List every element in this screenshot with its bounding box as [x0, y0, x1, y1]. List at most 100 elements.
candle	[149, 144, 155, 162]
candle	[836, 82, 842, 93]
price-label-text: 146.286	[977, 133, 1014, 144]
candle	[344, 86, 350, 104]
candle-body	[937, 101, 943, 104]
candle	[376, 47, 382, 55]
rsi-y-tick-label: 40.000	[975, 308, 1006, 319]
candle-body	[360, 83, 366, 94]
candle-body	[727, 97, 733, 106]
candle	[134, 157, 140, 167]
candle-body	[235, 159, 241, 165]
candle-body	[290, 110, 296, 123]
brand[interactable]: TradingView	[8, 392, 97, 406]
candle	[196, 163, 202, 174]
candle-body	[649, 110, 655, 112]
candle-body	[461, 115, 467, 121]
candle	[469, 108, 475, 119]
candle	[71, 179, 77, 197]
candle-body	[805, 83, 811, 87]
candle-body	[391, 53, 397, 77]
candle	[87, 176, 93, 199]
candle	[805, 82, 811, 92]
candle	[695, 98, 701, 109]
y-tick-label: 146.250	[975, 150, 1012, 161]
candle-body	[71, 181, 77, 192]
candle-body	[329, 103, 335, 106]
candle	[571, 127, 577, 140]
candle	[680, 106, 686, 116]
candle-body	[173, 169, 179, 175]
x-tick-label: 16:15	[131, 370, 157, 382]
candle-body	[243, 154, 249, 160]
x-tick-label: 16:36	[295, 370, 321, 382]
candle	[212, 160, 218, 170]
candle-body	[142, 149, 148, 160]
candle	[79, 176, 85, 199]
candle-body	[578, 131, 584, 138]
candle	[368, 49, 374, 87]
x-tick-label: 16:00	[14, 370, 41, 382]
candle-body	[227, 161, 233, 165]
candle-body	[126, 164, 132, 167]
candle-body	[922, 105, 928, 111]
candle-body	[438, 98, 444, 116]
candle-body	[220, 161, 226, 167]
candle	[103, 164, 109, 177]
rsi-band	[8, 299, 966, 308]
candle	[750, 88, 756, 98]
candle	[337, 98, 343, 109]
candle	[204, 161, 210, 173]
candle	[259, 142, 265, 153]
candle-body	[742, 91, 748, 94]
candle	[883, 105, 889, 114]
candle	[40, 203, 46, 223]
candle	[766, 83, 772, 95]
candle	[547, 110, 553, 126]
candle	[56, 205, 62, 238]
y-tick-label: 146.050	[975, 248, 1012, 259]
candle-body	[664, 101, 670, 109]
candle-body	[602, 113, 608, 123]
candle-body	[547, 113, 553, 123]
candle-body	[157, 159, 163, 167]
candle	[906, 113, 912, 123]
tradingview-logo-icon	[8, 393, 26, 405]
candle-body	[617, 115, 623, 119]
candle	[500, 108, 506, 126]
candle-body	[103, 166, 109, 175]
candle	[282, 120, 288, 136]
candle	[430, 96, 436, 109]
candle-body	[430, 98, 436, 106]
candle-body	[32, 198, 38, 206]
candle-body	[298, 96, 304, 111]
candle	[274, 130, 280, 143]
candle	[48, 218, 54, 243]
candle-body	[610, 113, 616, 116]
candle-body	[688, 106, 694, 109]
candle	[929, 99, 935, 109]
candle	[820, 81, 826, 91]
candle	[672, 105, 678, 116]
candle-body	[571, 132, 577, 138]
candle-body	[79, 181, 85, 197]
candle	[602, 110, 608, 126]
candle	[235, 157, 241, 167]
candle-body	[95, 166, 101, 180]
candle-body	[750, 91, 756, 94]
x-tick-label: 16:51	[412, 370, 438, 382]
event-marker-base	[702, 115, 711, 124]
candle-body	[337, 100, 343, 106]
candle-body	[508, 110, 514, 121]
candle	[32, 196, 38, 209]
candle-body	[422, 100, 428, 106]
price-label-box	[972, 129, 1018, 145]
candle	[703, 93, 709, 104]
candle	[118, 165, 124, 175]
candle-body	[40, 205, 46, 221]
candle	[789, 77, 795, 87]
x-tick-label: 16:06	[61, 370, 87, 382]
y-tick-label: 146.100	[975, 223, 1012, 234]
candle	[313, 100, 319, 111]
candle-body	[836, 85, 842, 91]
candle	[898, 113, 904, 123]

-*-

EXERCISE DIRECTIONS
Reproduce the records above line for line, without changing a single character.

FINAL ANSWER
List every element in this screenshot with its bounding box as [x0, y0, x1, y1]. List at most 100 elements.
candle	[149, 144, 155, 162]
candle	[836, 82, 842, 93]
price-label-text: 146.286	[977, 133, 1014, 144]
candle	[344, 86, 350, 104]
candle-body	[937, 101, 943, 104]
candle	[376, 47, 382, 55]
rsi-y-tick-label: 40.000	[975, 308, 1006, 319]
candle-body	[360, 83, 366, 94]
candle-body	[727, 97, 733, 106]
candle	[134, 157, 140, 167]
candle-body	[235, 159, 241, 165]
candle-body	[290, 110, 296, 123]
brand[interactable]: TradingView	[8, 392, 97, 406]
candle	[196, 163, 202, 174]
candle-body	[649, 110, 655, 112]
candle-body	[461, 115, 467, 121]
candle	[469, 108, 475, 119]
candle	[71, 179, 77, 197]
candle-body	[805, 83, 811, 87]
candle-body	[391, 53, 397, 77]
candle	[87, 176, 93, 199]
candle	[805, 82, 811, 92]
candle	[695, 98, 701, 109]
y-tick-label: 146.250	[975, 150, 1012, 161]
candle-body	[71, 181, 77, 192]
candle-body	[329, 103, 335, 106]
candle	[571, 127, 577, 140]
candle	[680, 106, 686, 116]
candle-body	[173, 169, 179, 175]
x-tick-label: 16:15	[131, 370, 157, 382]
candle-body	[243, 154, 249, 160]
x-tick-label: 16:36	[295, 370, 321, 382]
candle	[212, 160, 218, 170]
candle-body	[142, 149, 148, 160]
candle	[79, 176, 85, 199]
candle-body	[578, 131, 584, 138]
candle	[368, 49, 374, 87]
x-tick-label: 16:00	[14, 370, 41, 382]
candle-body	[227, 161, 233, 165]
candle-body	[126, 164, 132, 167]
candle-body	[922, 105, 928, 111]
candle-body	[438, 98, 444, 116]
candle-body	[220, 161, 226, 167]
candle	[103, 164, 109, 177]
rsi-band	[8, 299, 966, 308]
candle	[750, 88, 756, 98]
candle	[337, 98, 343, 109]
candle	[204, 161, 210, 173]
candle	[259, 142, 265, 153]
candle-body	[742, 91, 748, 94]
candle	[883, 105, 889, 114]
candle	[40, 203, 46, 223]
candle	[766, 83, 772, 95]
candle	[547, 110, 553, 126]
candle	[56, 205, 62, 238]
y-tick-label: 146.050	[975, 248, 1012, 259]
candle-body	[664, 101, 670, 109]
candle-body	[602, 113, 608, 123]
candle-body	[547, 113, 553, 123]
candle-body	[157, 159, 163, 167]
candle	[906, 113, 912, 123]
tradingview-logo-icon	[8, 393, 26, 405]
candle-body	[617, 115, 623, 119]
candle	[500, 108, 506, 126]
candle-body	[103, 166, 109, 175]
candle	[282, 120, 288, 136]
candle	[430, 96, 436, 109]
candle-body	[430, 98, 436, 106]
candle-body	[32, 198, 38, 206]
candle-body	[298, 96, 304, 111]
candle	[274, 130, 280, 143]
candle	[48, 218, 54, 243]
candle-body	[610, 113, 616, 116]
candle-body	[688, 106, 694, 109]
candle	[929, 99, 935, 109]
candle	[820, 81, 826, 91]
candle	[672, 105, 678, 116]
candle-body	[571, 132, 577, 138]
candle-body	[79, 181, 85, 197]
candle	[602, 110, 608, 126]
candle	[235, 157, 241, 167]
candle-body	[95, 166, 101, 180]
candle-body	[750, 91, 756, 94]
x-tick-label: 16:51	[412, 370, 438, 382]
event-marker-base	[702, 115, 711, 124]
candle-body	[337, 100, 343, 106]
candle-body	[508, 110, 514, 121]
candle	[32, 196, 38, 209]
candle-body	[422, 100, 428, 106]
price-label-box	[972, 129, 1018, 145]
candle	[703, 93, 709, 104]
candle	[118, 165, 124, 175]
candle-body	[40, 205, 46, 221]
candle	[789, 77, 795, 87]
x-tick-label: 16:06	[61, 370, 87, 382]
y-tick-label: 146.100	[975, 223, 1012, 234]
candle	[313, 100, 319, 111]
candle-body	[836, 85, 842, 91]
candle	[898, 113, 904, 123]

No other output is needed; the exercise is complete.